■ Required work:
Go through the records and copy each line where the word "favorite" occurs.

Dataset items
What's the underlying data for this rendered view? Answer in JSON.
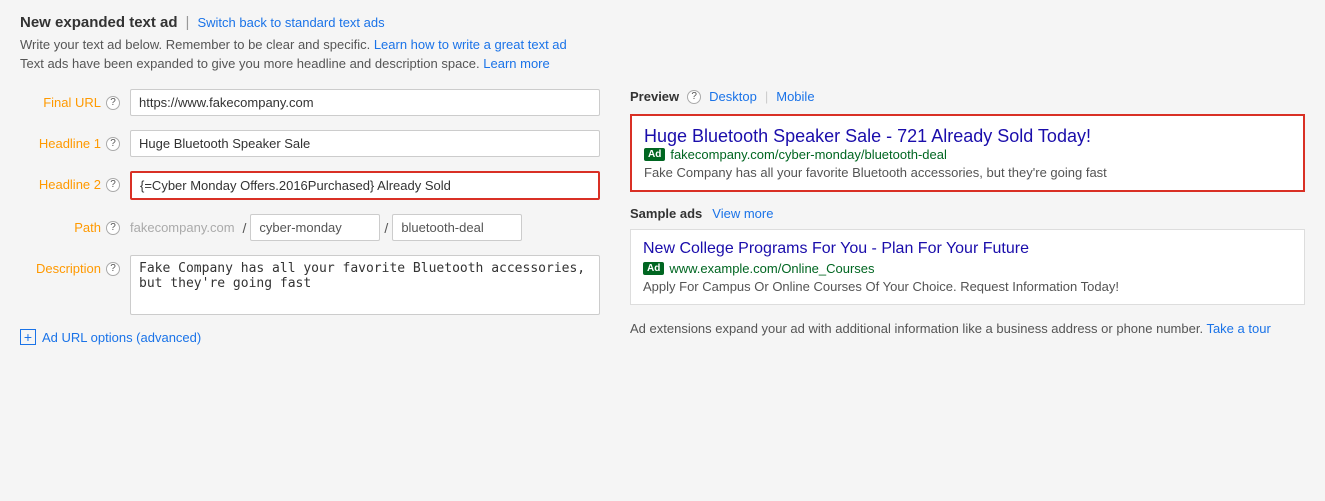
{
  "header": {
    "title": "New expanded text ad",
    "separator": "|",
    "switch_link": "Switch back to standard text ads"
  },
  "info_lines": {
    "line1_prefix": "Write your text ad below. Remember to be clear and specific. ",
    "line1_link": "Learn how to write a great text ad",
    "line2_prefix": "Text ads have been expanded to give you more headline and description space. ",
    "line2_link": "Learn more"
  },
  "form": {
    "final_url_label": "Final URL",
    "final_url_value": "https://www.fakecompany.com",
    "headline1_label": "Headline 1",
    "headline1_value": "Huge Bluetooth Speaker Sale",
    "headline2_label": "Headline 2",
    "headline2_value": "{=Cyber Monday Offers.2016Purchased} Already Sold",
    "path_label": "Path",
    "path_base": "fakecompany.com",
    "path1_value": "cyber-monday",
    "path2_value": "bluetooth-deal",
    "description_label": "Description",
    "description_value": "Fake Company has all your favorite Bluetooth accessories, but they're going fast",
    "ad_url_options_label": "Ad URL options (advanced)"
  },
  "preview": {
    "title": "Preview",
    "tab_desktop": "Desktop",
    "tab_mobile": "Mobile",
    "ad_headline": "Huge Bluetooth Speaker Sale - 721 Already Sold Today!",
    "ad_badge": "Ad",
    "ad_url": "fakecompany.com/cyber-monday/bluetooth-deal",
    "ad_description": "Fake Company has all your favorite Bluetooth accessories, but they're going fast"
  },
  "sample_ads": {
    "title": "Sample ads",
    "view_more": "View more",
    "ad1_headline": "New College Programs For You - Plan For Your Future",
    "ad1_badge": "Ad",
    "ad1_url": "www.example.com/Online_Courses",
    "ad1_description": "Apply For Campus Or Online Courses Of Your Choice. Request Information Today!"
  },
  "ad_extensions": {
    "text": "Ad extensions expand your ad with additional information like a business address or phone number. ",
    "take_tour": "Take a tour"
  },
  "help_icon_label": "?"
}
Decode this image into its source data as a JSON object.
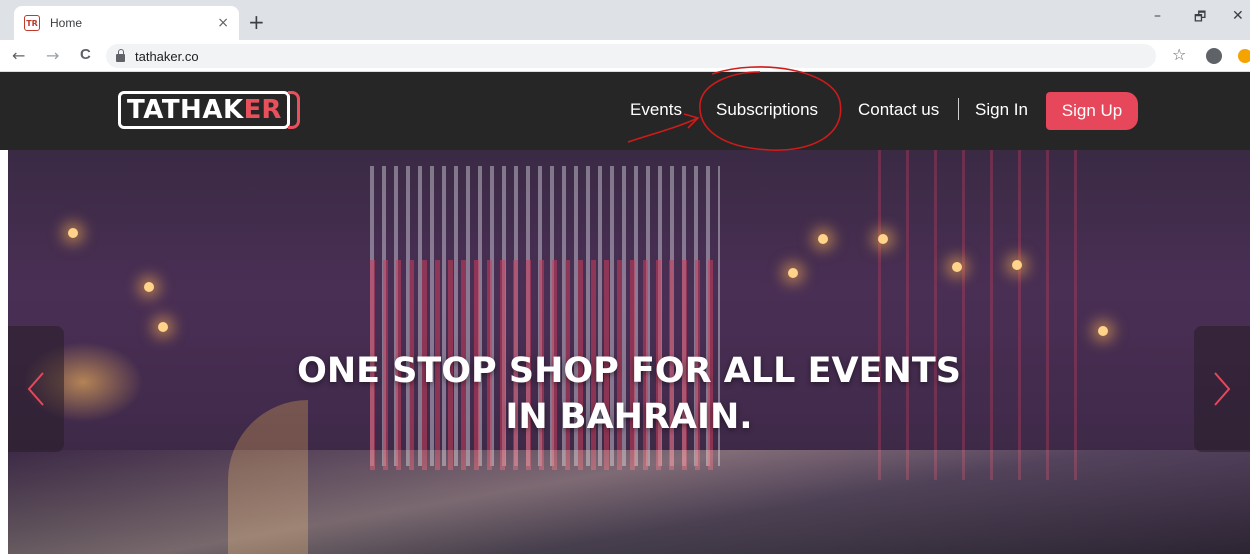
{
  "browser": {
    "tab_title": "Home",
    "tab_close": "×",
    "new_tab": "+",
    "favicon": "TR",
    "url": "tathaker.co",
    "nav": {
      "back": "←",
      "forward": "→",
      "reload": "C"
    },
    "window": {
      "minimize": "–",
      "restore": "🗗",
      "close": "✕"
    },
    "toolbar_icons": [
      "star-icon",
      "account-icon",
      "extension-icon"
    ]
  },
  "site": {
    "logo_main": "TATHAK",
    "logo_accent": "ER",
    "nav": {
      "events": "Events",
      "subscriptions": "Subscriptions",
      "contact": "Contact us",
      "signin": "Sign In",
      "signup": "Sign Up"
    },
    "hero": {
      "line1": "ONE STOP SHOP FOR ALL EVENTS",
      "line2": "IN BAHRAIN."
    }
  },
  "colors": {
    "header_bg": "#262626",
    "accent": "#e6475a",
    "annotation": "#d11a1a"
  },
  "annotation": {
    "shape": "circle-with-arrow",
    "target": "subscriptions"
  }
}
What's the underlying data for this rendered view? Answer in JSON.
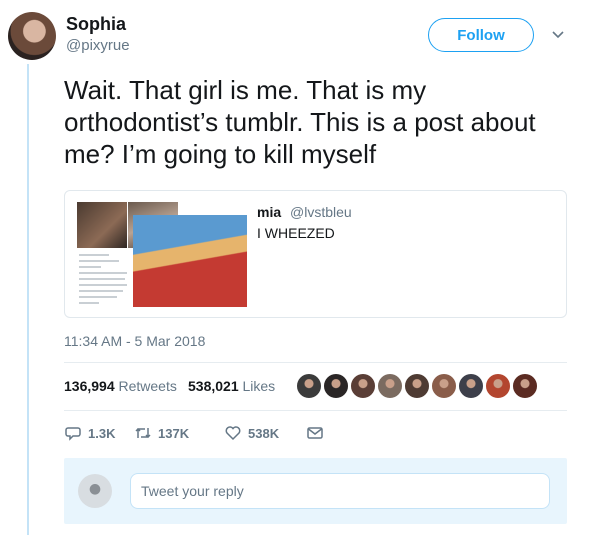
{
  "user": {
    "display_name": "Sophia",
    "handle": "@pixyrue",
    "follow_label": "Follow"
  },
  "tweet": {
    "text": "Wait. That girl is me. That is my orthodontist’s tumblr. This is a post about me? I’m going to kill myself",
    "timestamp": "11:34 AM - 5 Mar 2018"
  },
  "quoted": {
    "name": "mia",
    "handle": "@lvstbleu",
    "text": "I WHEEZED"
  },
  "stats": {
    "retweets_count": "136,994",
    "retweets_label": "Retweets",
    "likes_count": "538,021",
    "likes_label": "Likes"
  },
  "likers": [
    "#3b3b3b",
    "#2a2626",
    "#5a3e36",
    "#7b6b60",
    "#4e3b33",
    "#8a5d4a",
    "#3d3f4a",
    "#b3462f",
    "#5b2b22"
  ],
  "actions": {
    "replies": "1.3K",
    "retweets": "137K",
    "likes": "538K"
  },
  "reply": {
    "placeholder": "Tweet your reply"
  },
  "colors": {
    "accent": "#1da1f2",
    "muted": "#657786",
    "thread_line": "#c4e3f7",
    "reply_bg": "#e8f5fd"
  }
}
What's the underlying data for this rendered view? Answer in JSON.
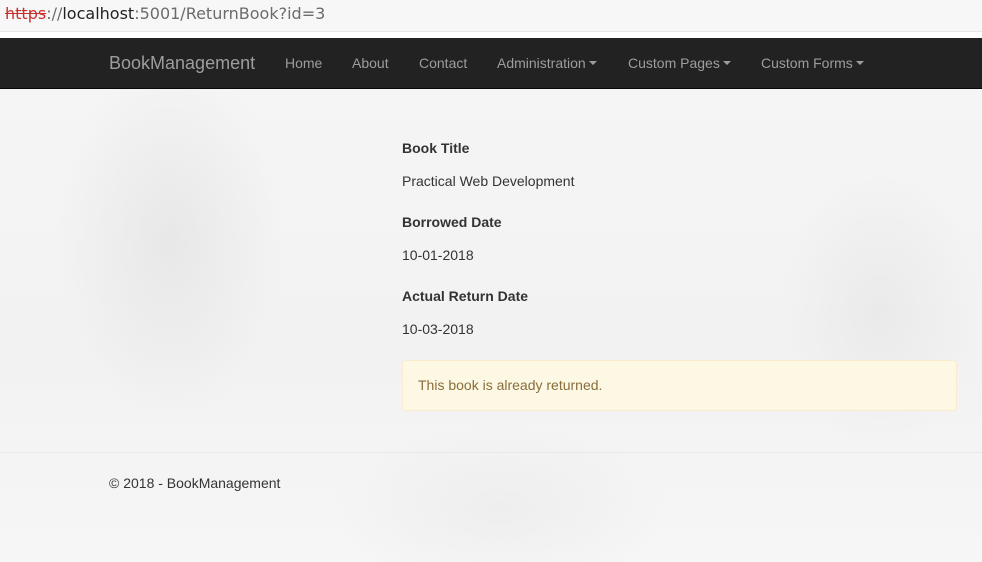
{
  "browser": {
    "url_scheme": "https",
    "url_separator": "://",
    "url_host": "localhost",
    "url_rest": ":5001/ReturnBook?id=3"
  },
  "navbar": {
    "brand": "BookManagement",
    "items": [
      {
        "label": "Home",
        "dropdown": false
      },
      {
        "label": "About",
        "dropdown": false
      },
      {
        "label": "Contact",
        "dropdown": false
      },
      {
        "label": "Administration",
        "dropdown": true
      },
      {
        "label": "Custom Pages",
        "dropdown": true
      },
      {
        "label": "Custom Forms",
        "dropdown": true
      }
    ],
    "background": "#222222",
    "text_color": "#9d9d9d"
  },
  "details": {
    "book_title_label": "Book Title",
    "book_title_value": "Practical Web Development",
    "borrowed_date_label": "Borrowed Date",
    "borrowed_date_value": "10-01-2018",
    "return_date_label": "Actual Return Date",
    "return_date_value": "10-03-2018"
  },
  "alert": {
    "message": "This book is already returned.",
    "background": "#fcf8e3",
    "text_color": "#8a6d3b"
  },
  "footer": {
    "text": "© 2018 - BookManagement"
  }
}
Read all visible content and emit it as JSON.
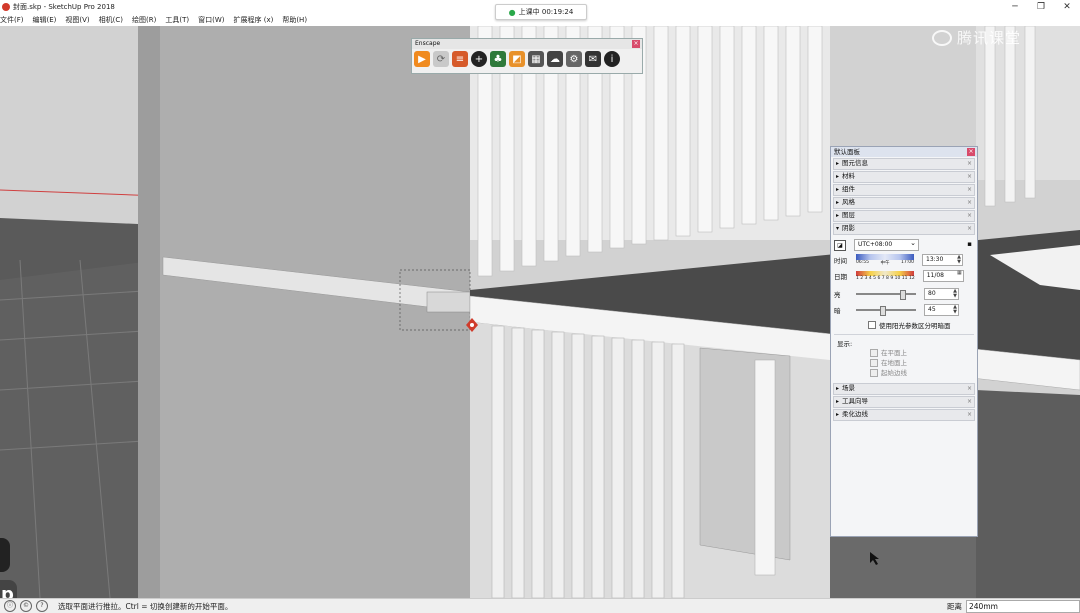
{
  "window": {
    "title": "封面.skp - SketchUp Pro 2018",
    "controls": [
      "─",
      "❐",
      "✕"
    ]
  },
  "menu": [
    "文件(F)",
    "编辑(E)",
    "视图(V)",
    "相机(C)",
    "绘图(R)",
    "工具(T)",
    "窗口(W)",
    "扩展程序 (x)",
    "帮助(H)"
  ],
  "live_timer": {
    "label": "上课中 00:19:24"
  },
  "watermark": {
    "text": "腾讯课堂"
  },
  "enscape_toolbar": {
    "title": "Enscape",
    "close": "×"
  },
  "default_tray": {
    "title": "默认面板",
    "close": "×",
    "sections_top": [
      "图元信息",
      "材料",
      "组件",
      "风格",
      "图层"
    ],
    "shadow_section": {
      "label": "阴影",
      "timezone": "UTC+08:00",
      "time_label": "时间",
      "time_start": "06:55",
      "time_mid": "中午",
      "time_end": "17:00",
      "time_value": "13:30",
      "date_label": "日期",
      "months": "1 2 3 4 5 6 7 8 9 10 11 12",
      "date_value": "11/08",
      "light_label": "亮",
      "light_value": "80",
      "dark_label": "暗",
      "dark_value": "45",
      "use_sun_label": "使用阳光参数区分明暗面",
      "display_label": "显示:",
      "display_options": [
        "在平面上",
        "在地面上",
        "起始边线"
      ]
    },
    "sections_bottom": [
      "场景",
      "工具向导",
      "柔化边线"
    ]
  },
  "status": {
    "message": "选取平面进行推拉。Ctrl = 切换创建新的开始平面。",
    "measure_label": "距离",
    "measure_value": "240mm"
  }
}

■ The output:
    "description_value": "Fake Company has all your favorite Bluetooth accessories, but they're going fast",
    "ad_description": "Fake Company has all your favorite Bluetooth accessories, but they're going fast"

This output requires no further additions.